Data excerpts
** START **

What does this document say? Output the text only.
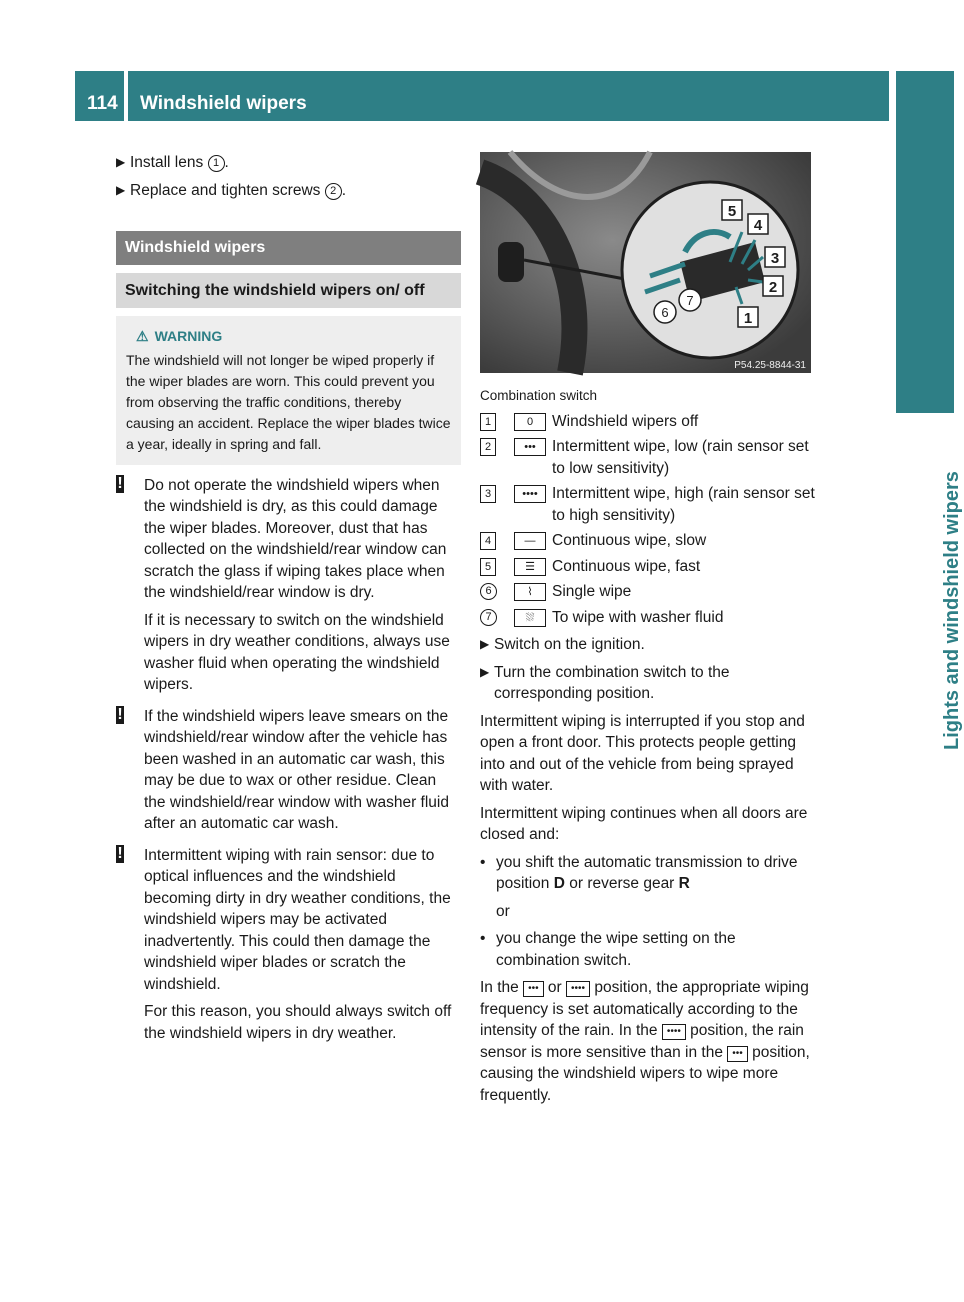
114 Windshield wipers
Lights and windshield wipers
▶ Install lens 1 .
▶ Replace and tighten screws 2 .
Windshield wipers
Switching the windshield wipers on/ off
⚠ WARNING
The windshield will not longer be wiped properly if the wiper blades are worn. This could prevent you from observing the traffic conditions, thereby causing an accident. Replace the wiper blades twice a year, ideally in spring and fall.
! Do not operate the windshield wipers when the windshield is dry, as this could damage the wiper blades. Moreover, dust that has collected on the windshield/rear window can scratch the glass if wiping takes place when the windshield/rear window is dry.

If it is necessary to switch on the windshield wipers in dry weather conditions, always use washer fluid when operating the windshield wipers.

! If the windshield wipers leave smears on the windshield/rear window after the vehicle has been washed in an automatic car wash, this may be due to wax or other residue. Clean the windshield/rear window with washer fluid after an automatic car wash.

! Intermittent wiping with rain sensor: due to optical influences and the windshield becoming dirty in dry weather conditions, the windshield wipers may be activated inadvertently. This could then damage the windshield wiper blades or scratch the windshield.

For this reason, you should always switch off the windshield wipers in dry weather.

5
4
3
2
1
6
7
P54.25-8844-31
Combination switch
1	0	Windshield wipers off
2	•••	Intermittent wipe, low (rain sensor set to low sensitivity)
3	•••• Intermittent wipe, high (rain sensor set to high sensitivity)
4	—	Continuous wipe, slow
5	☰	Continuous wipe, fast
6	⌇	Single wipe
7	⛆	To wipe with washer fluid
▶ Switch on the ignition.
▶ Turn the combination switch to the corresponding position.
Intermittent wiping is interrupted if you stop and open a front door. This protects people getting into and out of the vehicle from being sprayed with water.
Intermittent wiping continues when all doors are closed and:
• you shift the automatic transmission to drive position D or reverse gear R
or
• you change the wipe setting on the combination switch.
In the ••• or •••• position, the appropriate wiping frequency is set automatically according to the intensity of the rain. In the •••• position, the rain sensor is more sensitive than in the ••• position, causing the windshield wipers to wipe more frequently.
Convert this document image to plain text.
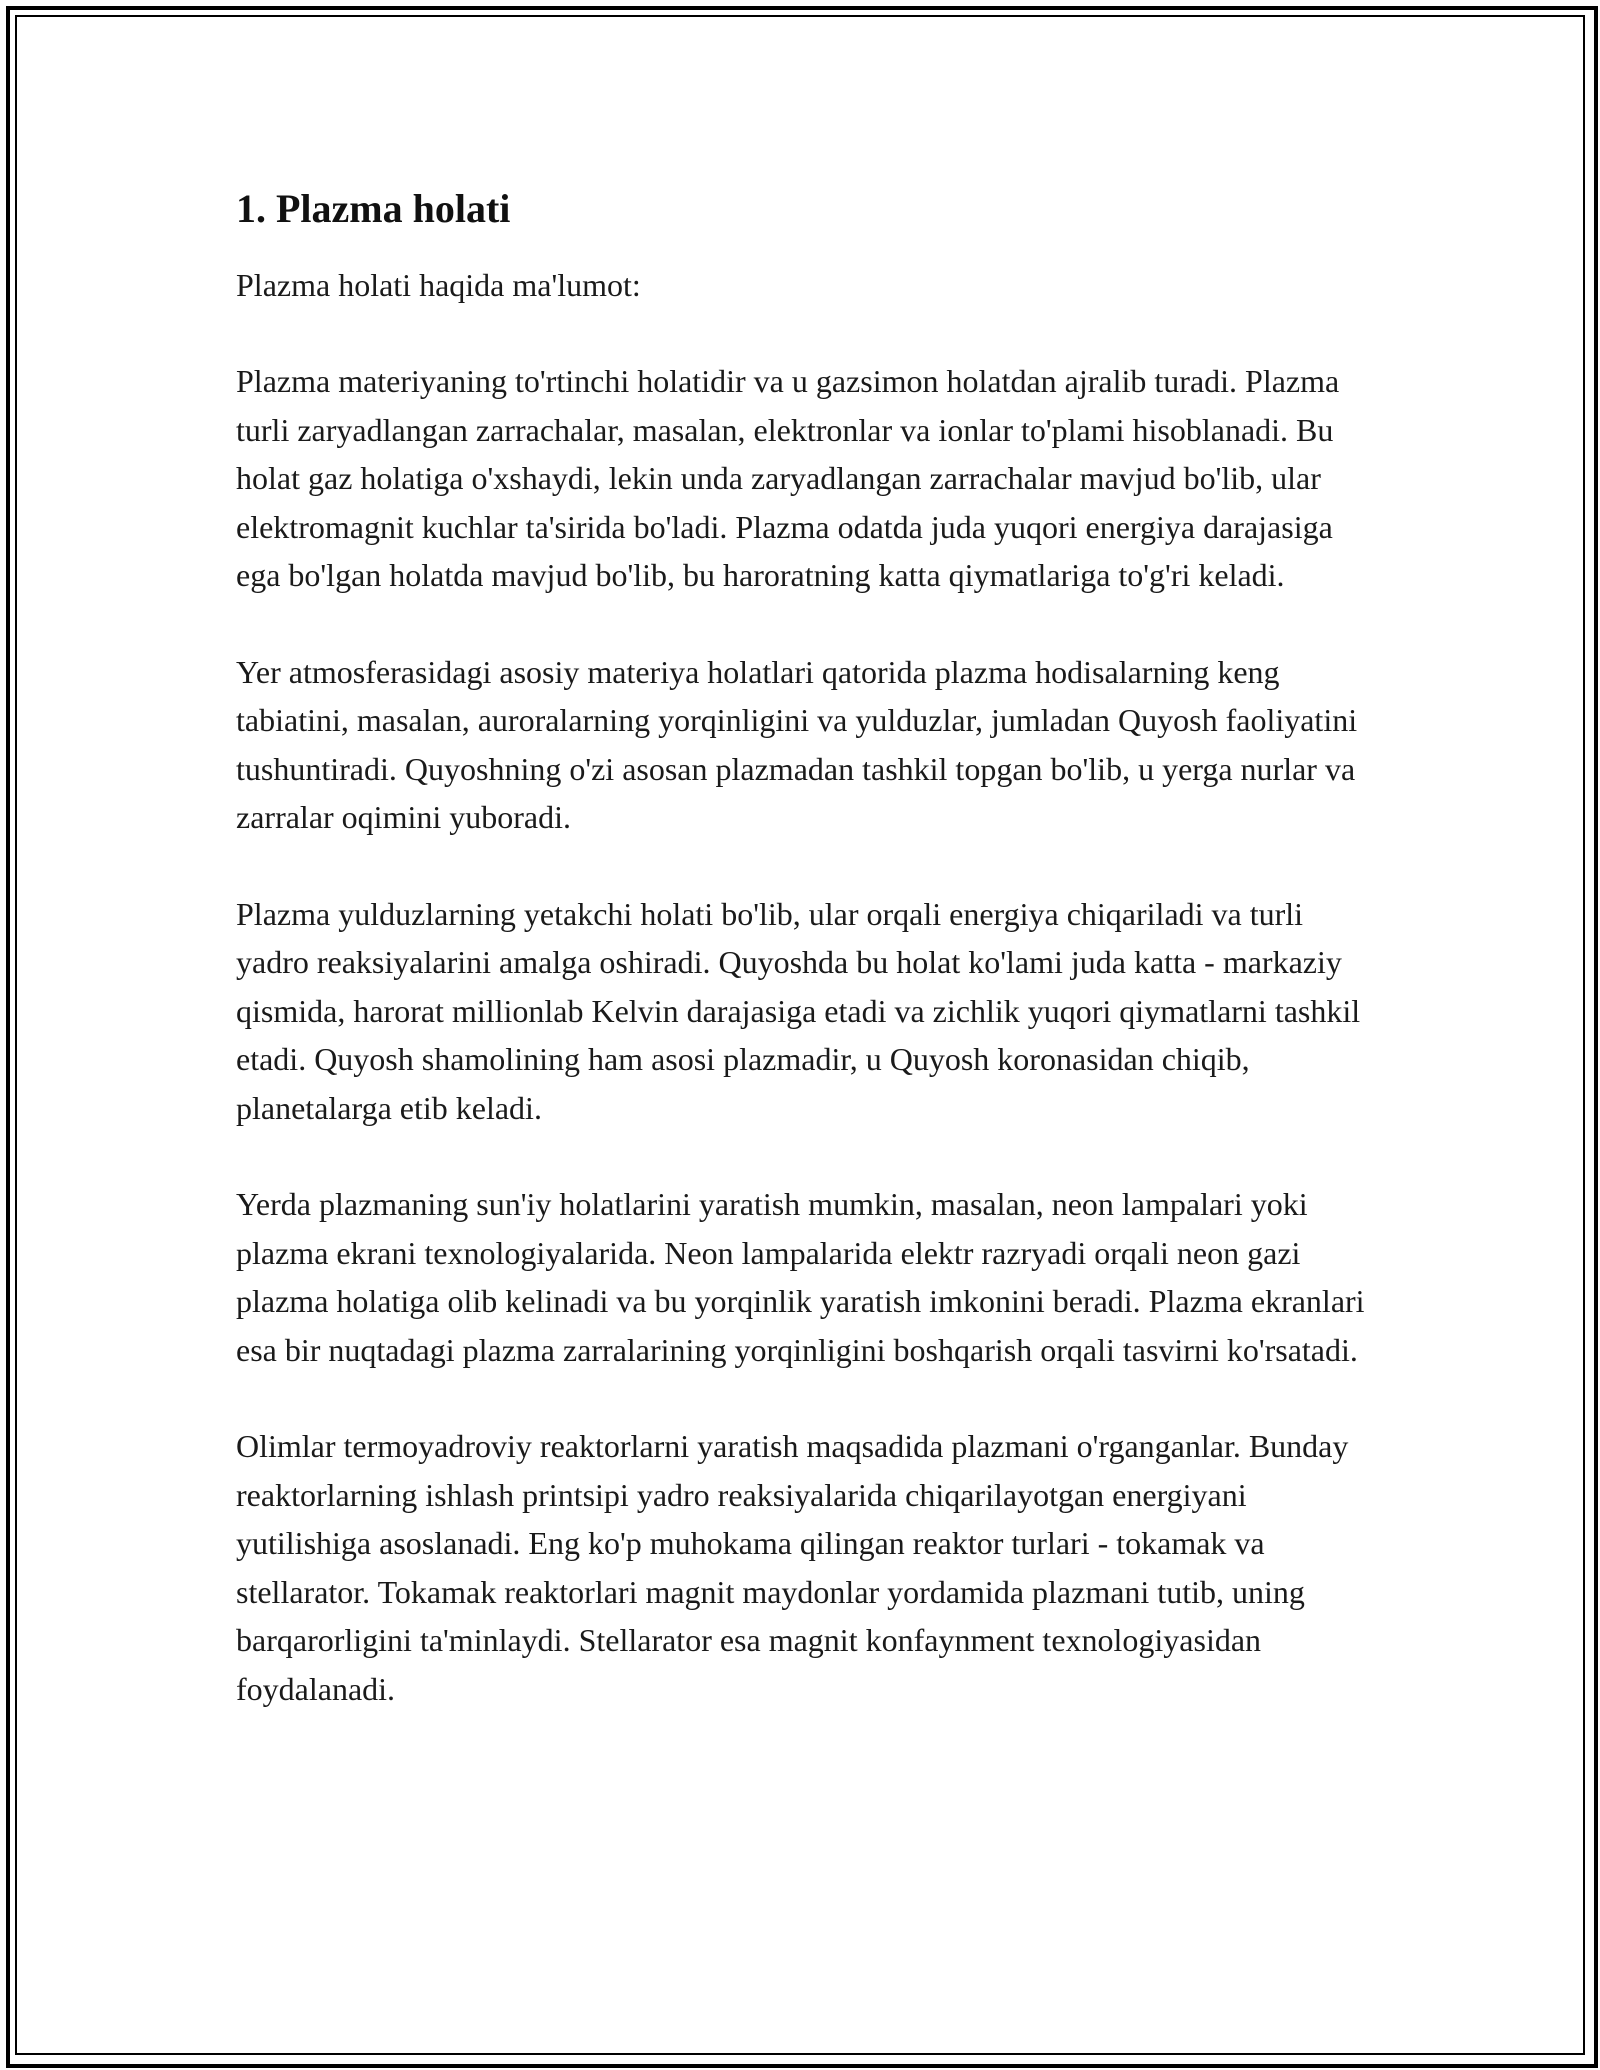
1. Plazma holati

Plazma holati haqida ma'lumot:

Plazma materiyaning to'rtinchi holatidir va u gazsimon holatdan ajralib turadi. Plazma turli zaryadlangan zarrachalar, masalan, elektronlar va ionlar to'plami hisoblanadi. Bu holat gaz holatiga o'xshaydi, lekin unda zaryadlangan zarrachalar mavjud bo'lib, ular elektromagnit kuchlar ta'sirida bo'ladi. Plazma odatda juda yuqori energiya darajasiga ega bo'lgan holatda mavjud bo'lib, bu haroratning katta qiymatlariga to'g'ri keladi.

Yer atmosferasidagi asosiy materiya holatlari qatorida plazma hodisalarning keng tabiatini, masalan, auroralarning yorqinligini va yulduzlar, jumladan Quyosh faoliyatini tushuntiradi. Quyoshning o'zi asosan plazmadan tashkil topgan bo'lib, u yerga nurlar va zarralar oqimini yuboradi.

Plazma yulduzlarning yetakchi holati bo'lib, ular orqali energiya chiqariladi va turli yadro reaksiyalarini amalga oshiradi. Quyoshda bu holat ko'lami juda katta - markaziy qismida, harorat millionlab Kelvin darajasiga etadi va zichlik yuqori qiymatlarni tashkil etadi. Quyosh shamolining ham asosi plazmadir, u Quyosh koronasidan chiqib, planetalarga etib keladi.

Yerda plazmaning sun'iy holatlarini yaratish mumkin, masalan, neon lampalari yoki plazma ekrani texnologiyalarida. Neon lampalarida elektr razryadi orqali neon gazi plazma holatiga olib kelinadi va bu yorqinlik yaratish imkonini beradi. Plazma ekranlari esa bir nuqtadagi plazma zarralarining yorqinligini boshqarish orqali tasvirni ko'rsatadi.

Olimlar termoyadroviy reaktorlarni yaratish maqsadida plazmani o'rganganlar. Bunday reaktorlarning ishlash printsipi yadro reaksiyalarida chiqarilayotgan energiyani yutilishiga asoslanadi. Eng ko'p muhokama qilingan reaktor turlari - tokamak va stellarator. Tokamak reaktorlari magnit maydonlar yordamida plazmani tutib, uning barqarorligini ta'minlaydi. Stellarator esa magnit konfaynment texnologiyasidan foydalanadi.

** END **

- INSTRUCTIONS FOR THE TASK -
Set down all the entries exactly as they appear, but skip any pictures.

- COMPLETED EXERCISE -
What does this document say? Output the text only.
114 Windshield wipers
Lights and windshield wipers
▶ Install lens 1 .
▶ Replace and tighten screws 2 .
Windshield wipers
Switching the windshield wipers on/ off
⚠ WARNING
The windshield will not longer be wiped properly if the wiper blades are worn. This could prevent you from observing the traffic conditions, thereby causing an accident. Replace the wiper blades twice a year, ideally in spring and fall.
! Do not operate the windshield wipers when the windshield is dry, as this could damage the wiper blades. Moreover, dust that has collected on the windshield/rear window can scratch the glass if wiping takes place when the windshield/rear window is dry.

If it is necessary to switch on the windshield wipers in dry weather conditions, always use washer fluid when operating the windshield wipers.

! If the windshield wipers leave smears on the windshield/rear window after the vehicle has been washed in an automatic car wash, this may be due to wax or other residue. Clean the windshield/rear window with washer fluid after an automatic car wash.

! Intermittent wiping with rain sensor: due to optical influences and the windshield becoming dirty in dry weather conditions, the windshield wipers may be activated inadvertently. This could then damage the windshield wiper blades or scratch the windshield.

For this reason, you should always switch off the windshield wipers in dry weather.

5
4
3
2
1
6
7
P54.25-8844-31
Combination switch
1	0	Windshield wipers off
2	•••	Intermittent wipe, low (rain sensor set to low sensitivity)
3	•••• Intermittent wipe, high (rain sensor set to high sensitivity)
4	—	Continuous wipe, slow
5	☰	Continuous wipe, fast
6	⌇	Single wipe
7	⛆	To wipe with washer fluid
▶ Switch on the ignition.
▶ Turn the combination switch to the corresponding position.
Intermittent wiping is interrupted if you stop and open a front door. This protects people getting into and out of the vehicle from being sprayed with water.
Intermittent wiping continues when all doors are closed and:
• you shift the automatic transmission to drive position D or reverse gear R
or
• you change the wipe setting on the combination switch.
In the ••• or •••• position, the appropriate wiping frequency is set automatically according to the intensity of the rain. In the •••• position, the rain sensor is more sensitive than in the ••• position, causing the windshield wipers to wipe more frequently.
Convert this document image to plain text.
1. Plazma holati

Plazma holati haqida ma'lumot:

Plazma materiyaning to'rtinchi holatidir va u gazsimon holatdan ajralib turadi. Plazma turli zaryadlangan zarrachalar, masalan, elektronlar va ionlar to'plami hisoblanadi. Bu holat gaz holatiga o'xshaydi, lekin unda zaryadlangan zarrachalar mavjud bo'lib, ular elektromagnit kuchlar ta'sirida bo'ladi. Plazma odatda juda yuqori energiya darajasiga ega bo'lgan holatda mavjud bo'lib, bu haroratning katta qiymatlariga to'g'ri keladi.

Yer atmosferasidagi asosiy materiya holatlari qatorida plazma hodisalarning keng tabiatini, masalan, auroralarning yorqinligini va yulduzlar, jumladan Quyosh faoliyatini tushuntiradi. Quyoshning o'zi asosan plazmadan tashkil topgan bo'lib, u yerga nurlar va zarralar oqimini yuboradi.

Plazma yulduzlarning yetakchi holati bo'lib, ular orqali energiya chiqariladi va turli yadro reaksiyalarini amalga oshiradi. Quyoshda bu holat ko'lami juda katta - markaziy qismida, harorat millionlab Kelvin darajasiga etadi va zichlik yuqori qiymatlarni tashkil etadi. Quyosh shamolining ham asosi plazmadir, u Quyosh koronasidan chiqib, planetalarga etib keladi.

Yerda plazmaning sun'iy holatlarini yaratish mumkin, masalan, neon lampalari yoki plazma ekrani texnologiyalarida. Neon lampalarida elektr razryadi orqali neon gazi plazma holatiga olib kelinadi va bu yorqinlik yaratish imkonini beradi. Plazma ekranlari esa bir nuqtadagi plazma zarralarining yorqinligini boshqarish orqali tasvirni ko'rsatadi.

Olimlar termoyadroviy reaktorlarni yaratish maqsadida plazmani o'rganganlar. Bunday reaktorlarning ishlash printsipi yadro reaksiyalarida chiqarilayotgan energiyani yutilishiga asoslanadi. Eng ko'p muhokama qilingan reaktor turlari - tokamak va stellarator. Tokamak reaktorlari magnit maydonlar yordamida plazmani tutib, uning barqarorligini ta'minlaydi. Stellarator esa magnit konfaynment texnologiyasidan foydalanadi.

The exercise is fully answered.